▶ _PROBLEM TO WORK ON_
Copy every line of the records below word for word, without changing anything.

▶ _DATA FOR THE TASK_

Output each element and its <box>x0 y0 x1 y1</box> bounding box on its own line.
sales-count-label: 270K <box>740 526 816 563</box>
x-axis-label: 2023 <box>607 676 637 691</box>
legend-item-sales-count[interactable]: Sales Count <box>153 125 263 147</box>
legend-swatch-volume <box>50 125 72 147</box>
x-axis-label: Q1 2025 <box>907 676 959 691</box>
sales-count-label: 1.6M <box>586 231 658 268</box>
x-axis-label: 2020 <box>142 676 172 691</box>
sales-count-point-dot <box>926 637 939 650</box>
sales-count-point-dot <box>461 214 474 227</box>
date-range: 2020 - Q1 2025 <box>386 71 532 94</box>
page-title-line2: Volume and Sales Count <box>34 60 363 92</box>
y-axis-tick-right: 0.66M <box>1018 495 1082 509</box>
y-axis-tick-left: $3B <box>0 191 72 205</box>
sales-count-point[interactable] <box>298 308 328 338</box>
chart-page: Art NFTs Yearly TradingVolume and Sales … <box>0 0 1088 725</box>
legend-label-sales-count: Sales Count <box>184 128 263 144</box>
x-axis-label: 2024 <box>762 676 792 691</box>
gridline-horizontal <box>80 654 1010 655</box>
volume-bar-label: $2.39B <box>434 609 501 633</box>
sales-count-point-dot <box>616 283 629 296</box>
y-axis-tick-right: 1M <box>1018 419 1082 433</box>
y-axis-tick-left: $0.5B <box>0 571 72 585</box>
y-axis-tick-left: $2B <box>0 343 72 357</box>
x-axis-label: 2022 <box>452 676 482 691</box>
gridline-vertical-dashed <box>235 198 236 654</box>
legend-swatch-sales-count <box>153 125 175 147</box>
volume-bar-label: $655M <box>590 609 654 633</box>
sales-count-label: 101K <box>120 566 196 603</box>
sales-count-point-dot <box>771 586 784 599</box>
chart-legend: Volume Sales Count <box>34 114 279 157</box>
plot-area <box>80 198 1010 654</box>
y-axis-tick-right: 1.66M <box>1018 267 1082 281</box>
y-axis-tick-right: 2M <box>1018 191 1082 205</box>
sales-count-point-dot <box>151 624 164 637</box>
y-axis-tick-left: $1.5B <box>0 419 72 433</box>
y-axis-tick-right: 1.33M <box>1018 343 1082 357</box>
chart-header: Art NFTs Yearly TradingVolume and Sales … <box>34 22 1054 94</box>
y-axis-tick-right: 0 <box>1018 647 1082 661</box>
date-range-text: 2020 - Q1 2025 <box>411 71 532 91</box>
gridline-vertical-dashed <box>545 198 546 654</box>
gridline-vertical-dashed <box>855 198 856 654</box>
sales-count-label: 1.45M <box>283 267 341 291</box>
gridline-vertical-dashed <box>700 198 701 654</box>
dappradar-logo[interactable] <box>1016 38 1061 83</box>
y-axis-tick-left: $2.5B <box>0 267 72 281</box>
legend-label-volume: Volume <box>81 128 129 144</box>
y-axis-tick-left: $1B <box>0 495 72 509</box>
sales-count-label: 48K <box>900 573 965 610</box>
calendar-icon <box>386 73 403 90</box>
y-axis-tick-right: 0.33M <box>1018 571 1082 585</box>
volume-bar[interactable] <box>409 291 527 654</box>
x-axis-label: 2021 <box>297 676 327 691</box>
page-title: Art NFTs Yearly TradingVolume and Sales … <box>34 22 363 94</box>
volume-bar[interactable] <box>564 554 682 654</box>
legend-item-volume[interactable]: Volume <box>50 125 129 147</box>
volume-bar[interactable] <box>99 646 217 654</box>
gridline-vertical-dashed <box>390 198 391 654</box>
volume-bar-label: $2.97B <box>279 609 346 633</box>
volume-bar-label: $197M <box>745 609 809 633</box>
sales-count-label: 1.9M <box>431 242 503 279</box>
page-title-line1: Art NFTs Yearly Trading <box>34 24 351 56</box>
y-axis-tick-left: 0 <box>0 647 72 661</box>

▶ _SOLUTION TO THIS PROBLEM_
Output each element and its <box>x0 y0 x1 y1</box> bounding box on its own line.
sales-count-label: 270K <box>740 526 816 563</box>
x-axis-label: 2023 <box>607 676 637 691</box>
legend-item-sales-count[interactable]: Sales Count <box>153 125 263 147</box>
legend-swatch-volume <box>50 125 72 147</box>
x-axis-label: Q1 2025 <box>907 676 959 691</box>
sales-count-label: 1.6M <box>586 231 658 268</box>
x-axis-label: 2020 <box>142 676 172 691</box>
sales-count-point-dot <box>926 637 939 650</box>
sales-count-point-dot <box>461 214 474 227</box>
date-range: 2020 - Q1 2025 <box>386 71 532 94</box>
page-title-line2: Volume and Sales Count <box>34 60 363 92</box>
y-axis-tick-right: 0.66M <box>1018 495 1082 509</box>
y-axis-tick-left: $3B <box>0 191 72 205</box>
sales-count-point[interactable] <box>298 308 328 338</box>
chart-page: Art NFTs Yearly TradingVolume and Sales … <box>0 0 1088 725</box>
legend-label-sales-count: Sales Count <box>184 128 263 144</box>
x-axis-label: 2024 <box>762 676 792 691</box>
gridline-horizontal <box>80 654 1010 655</box>
volume-bar-label: $2.39B <box>434 609 501 633</box>
sales-count-point-dot <box>616 283 629 296</box>
y-axis-tick-right: 1M <box>1018 419 1082 433</box>
y-axis-tick-left: $0.5B <box>0 571 72 585</box>
y-axis-tick-left: $2B <box>0 343 72 357</box>
x-axis-label: 2022 <box>452 676 482 691</box>
gridline-vertical-dashed <box>235 198 236 654</box>
legend-swatch-sales-count <box>153 125 175 147</box>
volume-bar-label: $655M <box>590 609 654 633</box>
sales-count-label: 101K <box>120 566 196 603</box>
sales-count-point-dot <box>771 586 784 599</box>
chart-legend: Volume Sales Count <box>34 114 279 157</box>
plot-area <box>80 198 1010 654</box>
y-axis-tick-right: 1.66M <box>1018 267 1082 281</box>
y-axis-tick-right: 2M <box>1018 191 1082 205</box>
sales-count-point-dot <box>151 624 164 637</box>
y-axis-tick-left: $1.5B <box>0 419 72 433</box>
y-axis-tick-right: 1.33M <box>1018 343 1082 357</box>
chart-header: Art NFTs Yearly TradingVolume and Sales … <box>34 22 1054 94</box>
y-axis-tick-right: 0 <box>1018 647 1082 661</box>
date-range-text: 2020 - Q1 2025 <box>411 71 532 91</box>
gridline-vertical-dashed <box>545 198 546 654</box>
gridline-vertical-dashed <box>855 198 856 654</box>
sales-count-label: 1.45M <box>283 267 341 291</box>
gridline-vertical-dashed <box>700 198 701 654</box>
dappradar-logo[interactable] <box>1016 38 1061 83</box>
y-axis-tick-left: $2.5B <box>0 267 72 281</box>
legend-label-volume: Volume <box>81 128 129 144</box>
y-axis-tick-left: $1B <box>0 495 72 509</box>
sales-count-label: 48K <box>900 573 965 610</box>
calendar-icon <box>386 73 403 90</box>
y-axis-tick-right: 0.33M <box>1018 571 1082 585</box>
volume-bar[interactable] <box>409 291 527 654</box>
x-axis-label: 2021 <box>297 676 327 691</box>
page-title: Art NFTs Yearly TradingVolume and Sales … <box>34 22 363 94</box>
volume-bar[interactable] <box>564 554 682 654</box>
legend-item-volume[interactable]: Volume <box>50 125 129 147</box>
volume-bar[interactable] <box>99 646 217 654</box>
gridline-vertical-dashed <box>390 198 391 654</box>
volume-bar-label: $2.97B <box>279 609 346 633</box>
volume-bar-label: $197M <box>745 609 809 633</box>
sales-count-label: 1.9M <box>431 242 503 279</box>
page-title-line1: Art NFTs Yearly Trading <box>34 24 351 56</box>
y-axis-tick-left: 0 <box>0 647 72 661</box>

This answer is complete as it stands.